__TASK TO CARRY OUT__
Identify and copy all lines of the material where the string "this" is found.

__RECORDED INFORMATION__

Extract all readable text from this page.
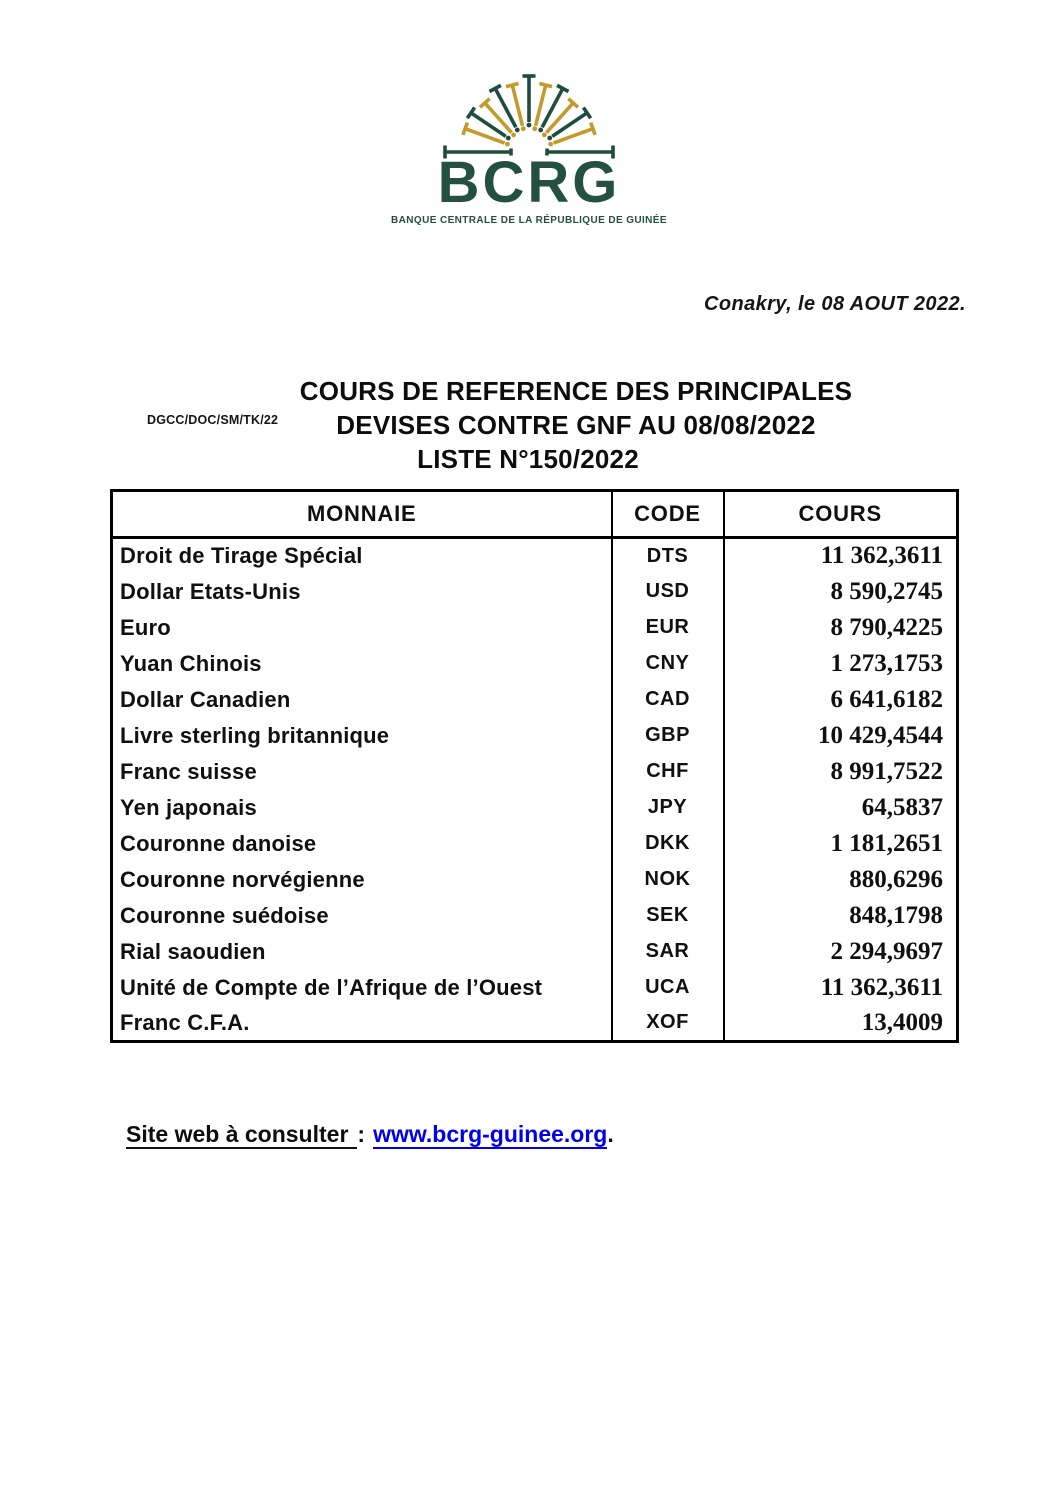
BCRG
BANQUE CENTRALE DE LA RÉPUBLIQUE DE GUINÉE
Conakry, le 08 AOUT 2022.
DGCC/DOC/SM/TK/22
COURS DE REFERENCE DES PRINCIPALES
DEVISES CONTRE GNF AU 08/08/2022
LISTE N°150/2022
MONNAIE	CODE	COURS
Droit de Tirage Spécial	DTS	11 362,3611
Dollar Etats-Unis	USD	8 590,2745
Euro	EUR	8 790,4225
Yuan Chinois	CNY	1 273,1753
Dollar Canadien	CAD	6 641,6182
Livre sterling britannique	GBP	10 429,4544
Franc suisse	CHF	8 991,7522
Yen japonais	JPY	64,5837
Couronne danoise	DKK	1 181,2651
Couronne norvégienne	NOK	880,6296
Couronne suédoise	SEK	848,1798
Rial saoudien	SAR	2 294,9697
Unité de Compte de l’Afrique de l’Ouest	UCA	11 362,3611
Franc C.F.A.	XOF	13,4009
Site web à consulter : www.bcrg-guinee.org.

==

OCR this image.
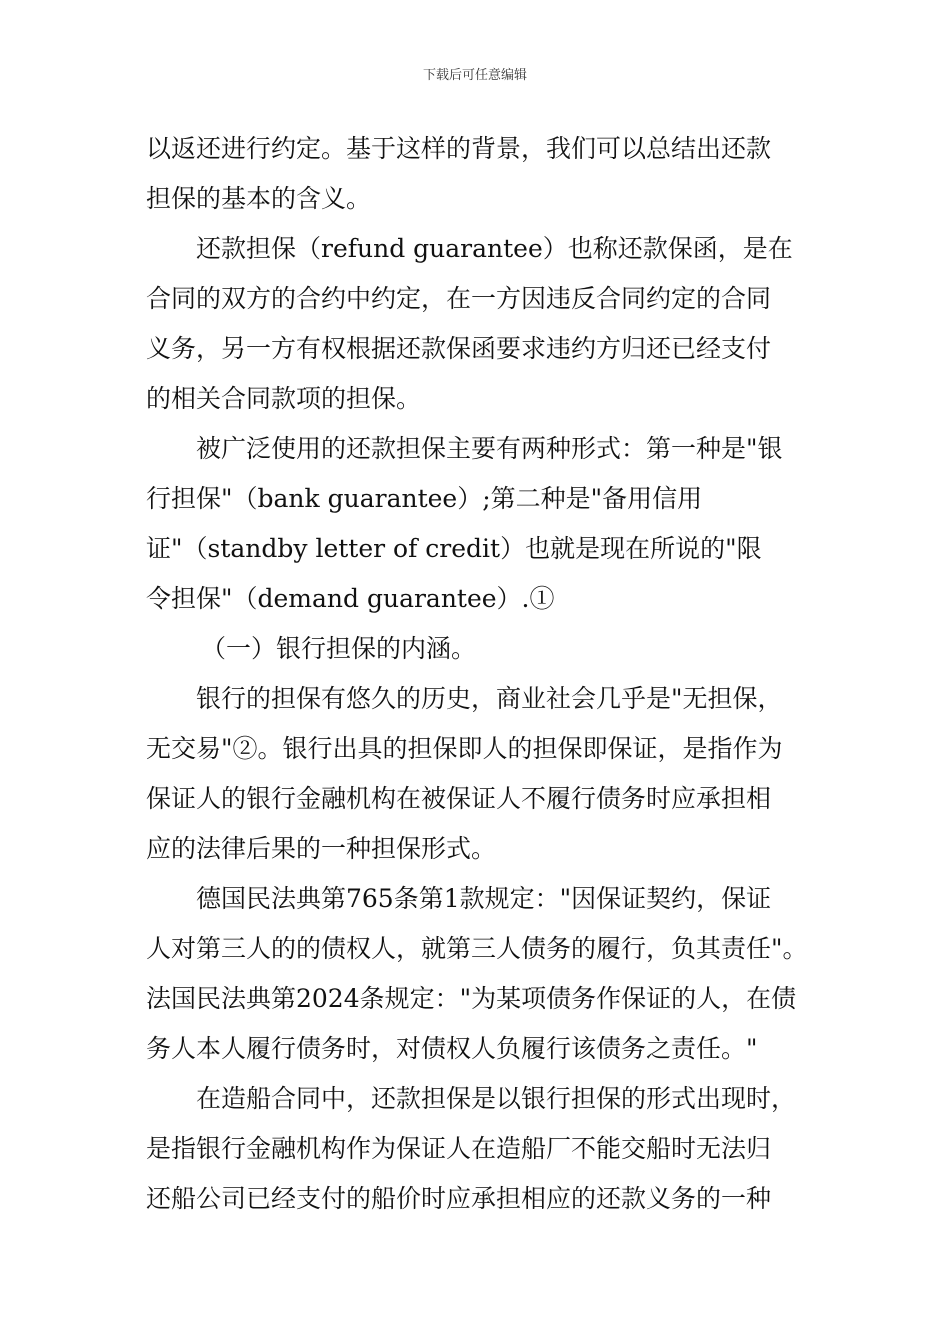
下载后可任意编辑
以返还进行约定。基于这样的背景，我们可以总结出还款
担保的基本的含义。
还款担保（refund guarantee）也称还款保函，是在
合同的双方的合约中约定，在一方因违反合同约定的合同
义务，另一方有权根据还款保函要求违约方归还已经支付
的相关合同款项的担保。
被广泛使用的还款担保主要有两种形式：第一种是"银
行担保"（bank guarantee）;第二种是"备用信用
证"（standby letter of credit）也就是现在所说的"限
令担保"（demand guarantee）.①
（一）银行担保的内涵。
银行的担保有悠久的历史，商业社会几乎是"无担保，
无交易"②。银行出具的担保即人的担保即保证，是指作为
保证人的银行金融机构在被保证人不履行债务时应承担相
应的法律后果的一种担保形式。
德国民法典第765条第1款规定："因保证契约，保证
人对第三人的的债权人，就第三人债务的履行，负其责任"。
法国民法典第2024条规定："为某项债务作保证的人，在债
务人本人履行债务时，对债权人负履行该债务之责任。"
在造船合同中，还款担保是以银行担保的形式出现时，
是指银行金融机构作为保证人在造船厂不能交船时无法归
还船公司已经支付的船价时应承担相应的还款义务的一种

* * *

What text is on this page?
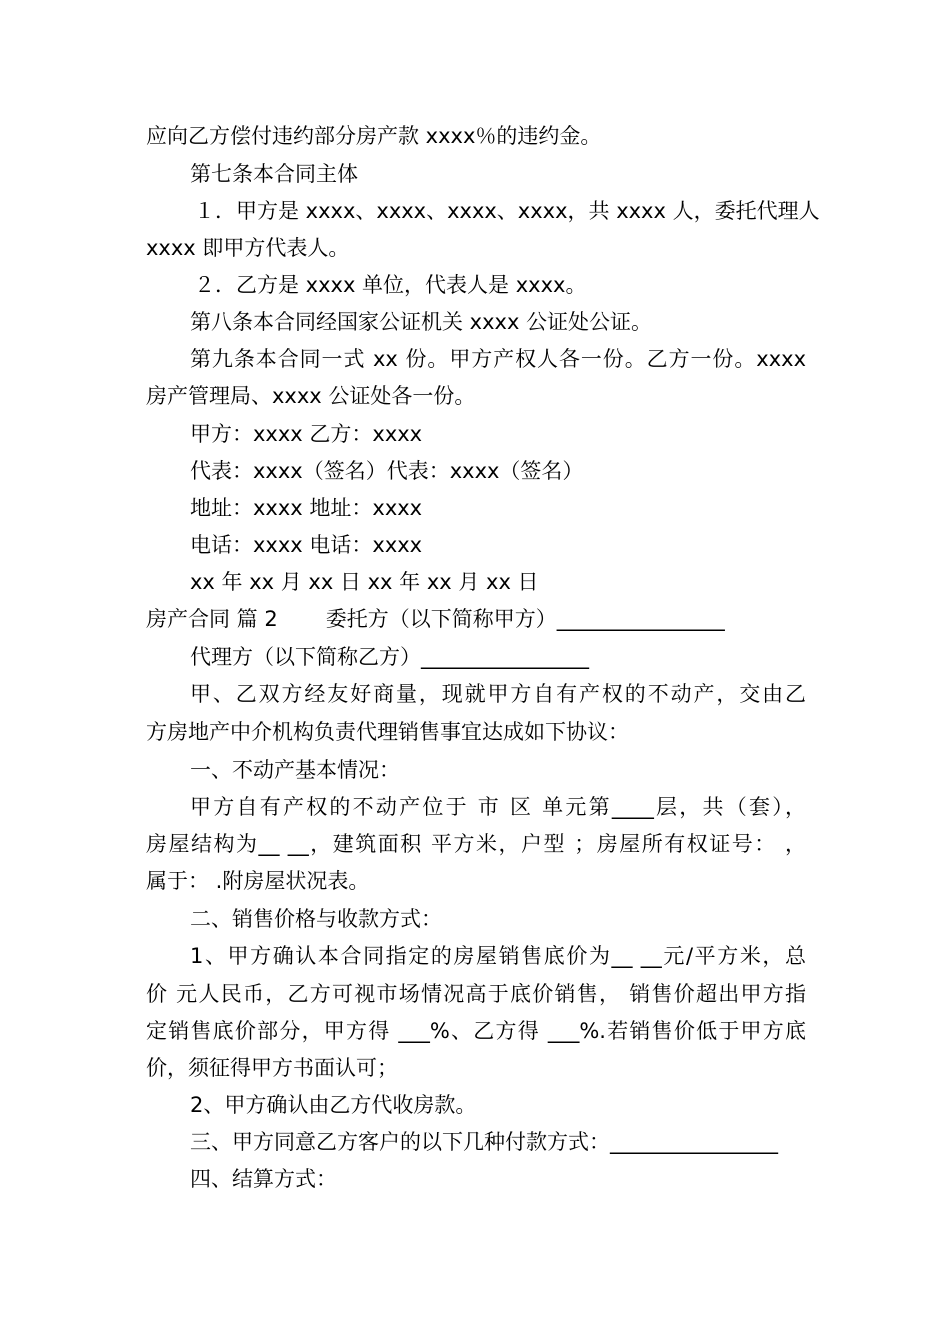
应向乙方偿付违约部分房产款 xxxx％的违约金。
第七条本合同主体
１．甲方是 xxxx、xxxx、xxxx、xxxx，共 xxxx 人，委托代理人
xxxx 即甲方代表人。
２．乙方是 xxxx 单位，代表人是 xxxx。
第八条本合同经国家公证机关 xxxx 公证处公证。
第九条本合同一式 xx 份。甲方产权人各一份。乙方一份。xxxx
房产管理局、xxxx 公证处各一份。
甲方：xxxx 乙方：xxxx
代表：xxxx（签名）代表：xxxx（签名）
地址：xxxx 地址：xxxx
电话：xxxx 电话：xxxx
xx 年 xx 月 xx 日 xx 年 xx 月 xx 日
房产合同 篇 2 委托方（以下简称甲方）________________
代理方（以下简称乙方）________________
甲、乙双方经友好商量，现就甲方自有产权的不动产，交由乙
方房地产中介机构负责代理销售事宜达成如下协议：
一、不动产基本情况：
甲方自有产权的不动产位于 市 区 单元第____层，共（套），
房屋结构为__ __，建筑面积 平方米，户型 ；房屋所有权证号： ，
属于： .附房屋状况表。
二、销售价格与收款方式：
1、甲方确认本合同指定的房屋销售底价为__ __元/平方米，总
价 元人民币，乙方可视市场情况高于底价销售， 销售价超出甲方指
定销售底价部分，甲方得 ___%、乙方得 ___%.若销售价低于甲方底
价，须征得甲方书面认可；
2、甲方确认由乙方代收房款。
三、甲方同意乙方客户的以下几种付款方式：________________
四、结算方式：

__ANSWER TO THE TASK__
Extract all readable text from this page.
OCR this image.
What text is on this page?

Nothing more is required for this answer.